§ Directions
Work through the records below and tally every line containing "text". Reply with the total alone.
--- Records for this exercise ---
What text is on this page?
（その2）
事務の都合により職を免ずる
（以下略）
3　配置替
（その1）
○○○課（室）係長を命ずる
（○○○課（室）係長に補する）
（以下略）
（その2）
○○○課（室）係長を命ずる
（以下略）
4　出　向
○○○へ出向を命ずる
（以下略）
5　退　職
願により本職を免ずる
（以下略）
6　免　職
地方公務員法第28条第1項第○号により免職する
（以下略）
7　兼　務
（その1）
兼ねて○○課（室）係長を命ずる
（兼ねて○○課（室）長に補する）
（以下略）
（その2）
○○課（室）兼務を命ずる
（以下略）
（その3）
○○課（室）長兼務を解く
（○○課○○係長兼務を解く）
---
--- Records for this exercise ---
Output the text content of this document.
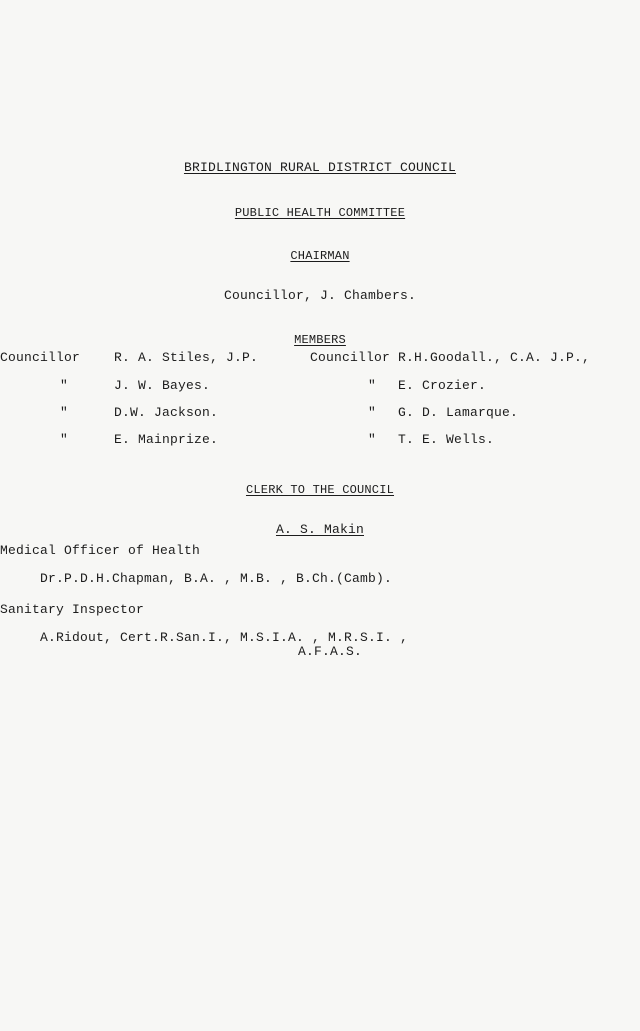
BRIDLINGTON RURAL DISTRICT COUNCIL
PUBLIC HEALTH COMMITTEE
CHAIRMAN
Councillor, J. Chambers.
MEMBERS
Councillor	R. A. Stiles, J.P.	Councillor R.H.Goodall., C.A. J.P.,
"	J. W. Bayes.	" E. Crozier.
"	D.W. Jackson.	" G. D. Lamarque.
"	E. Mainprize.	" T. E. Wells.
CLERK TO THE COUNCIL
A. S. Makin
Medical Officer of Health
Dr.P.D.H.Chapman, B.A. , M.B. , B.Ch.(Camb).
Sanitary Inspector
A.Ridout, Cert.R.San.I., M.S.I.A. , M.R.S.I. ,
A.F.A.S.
---
§ Reply to the exercise
2